**Entries:**
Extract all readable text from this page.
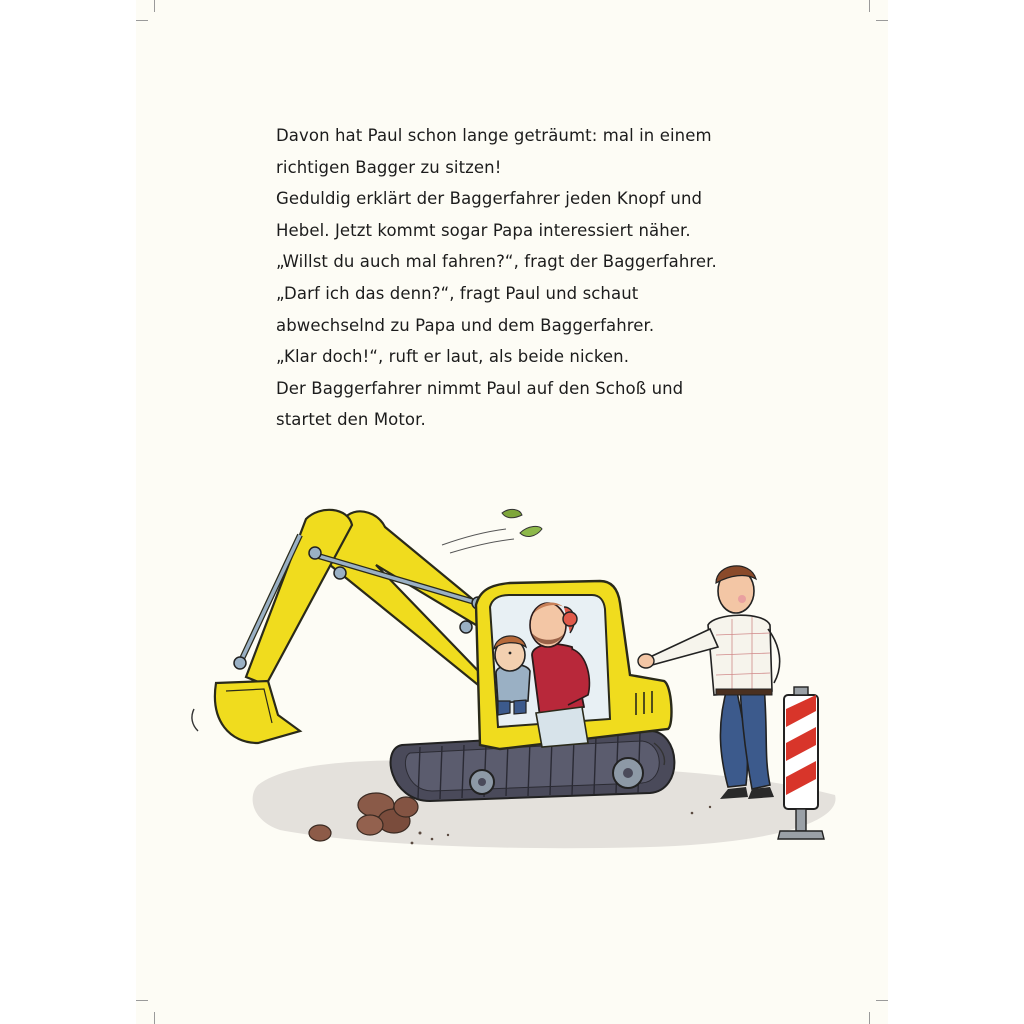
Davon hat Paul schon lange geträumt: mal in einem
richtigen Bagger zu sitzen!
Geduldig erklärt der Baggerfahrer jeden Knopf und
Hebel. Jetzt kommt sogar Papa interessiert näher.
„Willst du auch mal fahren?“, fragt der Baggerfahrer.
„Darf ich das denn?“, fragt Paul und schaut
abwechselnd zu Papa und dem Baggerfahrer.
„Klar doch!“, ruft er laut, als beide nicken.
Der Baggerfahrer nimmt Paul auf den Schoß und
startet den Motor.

**Do this:**
Which lines contain "Paul"? Show each of them.

**Response to the exercise:**
Davon hat Paul schon lange geträumt: mal in einem
„Darf ich das denn?“, fragt Paul und schaut
Der Baggerfahrer nimmt Paul auf den Schoß und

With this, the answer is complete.